DIRECTIVE
Restate, word for word, every line of the data.

Items from a dataset:
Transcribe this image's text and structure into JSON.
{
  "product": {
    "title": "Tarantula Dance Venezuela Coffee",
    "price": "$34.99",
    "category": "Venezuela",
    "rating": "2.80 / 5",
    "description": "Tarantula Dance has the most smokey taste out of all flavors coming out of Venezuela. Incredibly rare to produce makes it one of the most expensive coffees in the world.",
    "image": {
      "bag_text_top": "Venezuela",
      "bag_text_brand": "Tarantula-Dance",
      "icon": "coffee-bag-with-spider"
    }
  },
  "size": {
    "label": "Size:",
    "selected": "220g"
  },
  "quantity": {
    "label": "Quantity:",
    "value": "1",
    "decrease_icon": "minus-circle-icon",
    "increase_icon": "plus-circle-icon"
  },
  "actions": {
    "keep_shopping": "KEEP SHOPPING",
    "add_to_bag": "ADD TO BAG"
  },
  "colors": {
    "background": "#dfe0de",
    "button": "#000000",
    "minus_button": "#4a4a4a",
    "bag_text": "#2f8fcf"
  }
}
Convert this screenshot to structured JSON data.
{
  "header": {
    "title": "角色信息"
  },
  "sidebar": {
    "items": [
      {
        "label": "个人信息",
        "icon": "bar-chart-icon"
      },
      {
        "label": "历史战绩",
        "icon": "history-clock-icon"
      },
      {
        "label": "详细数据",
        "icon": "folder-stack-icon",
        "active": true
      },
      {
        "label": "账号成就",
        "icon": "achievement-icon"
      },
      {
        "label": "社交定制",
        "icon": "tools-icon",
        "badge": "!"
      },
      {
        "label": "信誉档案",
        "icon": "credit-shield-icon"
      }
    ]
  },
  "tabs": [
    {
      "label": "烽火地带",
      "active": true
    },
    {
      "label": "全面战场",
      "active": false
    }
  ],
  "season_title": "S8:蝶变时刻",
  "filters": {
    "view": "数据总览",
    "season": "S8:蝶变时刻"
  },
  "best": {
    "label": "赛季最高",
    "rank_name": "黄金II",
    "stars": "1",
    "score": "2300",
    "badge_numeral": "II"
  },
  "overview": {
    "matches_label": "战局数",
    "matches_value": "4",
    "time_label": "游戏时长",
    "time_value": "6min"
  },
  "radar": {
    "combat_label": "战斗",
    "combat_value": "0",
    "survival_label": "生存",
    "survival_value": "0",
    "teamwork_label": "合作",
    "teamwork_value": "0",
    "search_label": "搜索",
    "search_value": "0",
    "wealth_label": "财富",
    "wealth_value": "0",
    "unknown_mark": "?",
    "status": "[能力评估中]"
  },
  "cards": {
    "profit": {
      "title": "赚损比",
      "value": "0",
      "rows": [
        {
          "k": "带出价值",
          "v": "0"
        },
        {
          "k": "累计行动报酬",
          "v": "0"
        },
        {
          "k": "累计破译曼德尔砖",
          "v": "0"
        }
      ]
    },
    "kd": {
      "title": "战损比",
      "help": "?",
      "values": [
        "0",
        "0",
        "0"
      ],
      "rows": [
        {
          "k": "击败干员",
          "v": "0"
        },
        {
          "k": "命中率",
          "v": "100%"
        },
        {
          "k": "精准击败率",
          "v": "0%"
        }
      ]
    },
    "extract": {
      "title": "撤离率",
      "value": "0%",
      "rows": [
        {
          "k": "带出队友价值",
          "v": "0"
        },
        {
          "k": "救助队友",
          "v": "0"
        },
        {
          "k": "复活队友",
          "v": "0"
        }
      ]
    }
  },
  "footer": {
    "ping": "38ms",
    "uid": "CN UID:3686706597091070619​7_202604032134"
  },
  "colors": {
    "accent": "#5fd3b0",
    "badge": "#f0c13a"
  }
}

EXERCISE ANSWER
Transcribe this image's text and structure into JSON.
{
  "product": {
    "title": "Tarantula Dance Venezuela Coffee",
    "price": "$34.99",
    "category": "Venezuela",
    "rating": "2.80 / 5",
    "description": "Tarantula Dance has the most smokey taste out of all flavors coming out of Venezuela. Incredibly rare to produce makes it one of the most expensive coffees in the world.",
    "image": {
      "bag_text_top": "Venezuela",
      "bag_text_brand": "Tarantula-Dance",
      "icon": "coffee-bag-with-spider"
    }
  },
  "size": {
    "label": "Size:",
    "selected": "220g"
  },
  "quantity": {
    "label": "Quantity:",
    "value": "1",
    "decrease_icon": "minus-circle-icon",
    "increase_icon": "plus-circle-icon"
  },
  "actions": {
    "keep_shopping": "KEEP SHOPPING",
    "add_to_bag": "ADD TO BAG"
  },
  "colors": {
    "background": "#dfe0de",
    "button": "#000000",
    "minus_button": "#4a4a4a",
    "bag_text": "#2f8fcf"
  }
}
Convert this screenshot to structured JSON data.
{
  "header": {
    "title": "角色信息"
  },
  "sidebar": {
    "items": [
      {
        "label": "个人信息",
        "icon": "bar-chart-icon"
      },
      {
        "label": "历史战绩",
        "icon": "history-clock-icon"
      },
      {
        "label": "详细数据",
        "icon": "folder-stack-icon",
        "active": true
      },
      {
        "label": "账号成就",
        "icon": "achievement-icon"
      },
      {
        "label": "社交定制",
        "icon": "tools-icon",
        "badge": "!"
      },
      {
        "label": "信誉档案",
        "icon": "credit-shield-icon"
      }
    ]
  },
  "tabs": [
    {
      "label": "烽火地带",
      "active": true
    },
    {
      "label": "全面战场",
      "active": false
    }
  ],
  "season_title": "S8:蝶变时刻",
  "filters": {
    "view": "数据总览",
    "season": "S8:蝶变时刻"
  },
  "best": {
    "label": "赛季最高",
    "rank_name": "黄金II",
    "stars": "1",
    "score": "2300",
    "badge_numeral": "II"
  },
  "overview": {
    "matches_label": "战局数",
    "matches_value": "4",
    "time_label": "游戏时长",
    "time_value": "6min"
  },
  "radar": {
    "combat_label": "战斗",
    "combat_value": "0",
    "survival_label": "生存",
    "survival_value": "0",
    "teamwork_label": "合作",
    "teamwork_value": "0",
    "search_label": "搜索",
    "search_value": "0",
    "wealth_label": "财富",
    "wealth_value": "0",
    "unknown_mark": "?",
    "status": "[能力评估中]"
  },
  "cards": {
    "profit": {
      "title": "赚损比",
      "value": "0",
      "rows": [
        {
          "k": "带出价值",
          "v": "0"
        },
        {
          "k": "累计行动报酬",
          "v": "0"
        },
        {
          "k": "累计破译曼德尔砖",
          "v": "0"
        }
      ]
    },
    "kd": {
      "title": "战损比",
      "help": "?",
      "values": [
        "0",
        "0",
        "0"
      ],
      "rows": [
        {
          "k": "击败干员",
          "v": "0"
        },
        {
          "k": "命中率",
          "v": "100%"
        },
        {
          "k": "精准击败率",
          "v": "0%"
        }
      ]
    },
    "extract": {
      "title": "撤离率",
      "value": "0%",
      "rows": [
        {
          "k": "带出队友价值",
          "v": "0"
        },
        {
          "k": "救助队友",
          "v": "0"
        },
        {
          "k": "复活队友",
          "v": "0"
        }
      ]
    }
  },
  "footer": {
    "ping": "38ms",
    "uid": "CN UID:3686706597091070619​7_202604032134"
  },
  "colors": {
    "accent": "#5fd3b0",
    "badge": "#f0c13a"
  }
}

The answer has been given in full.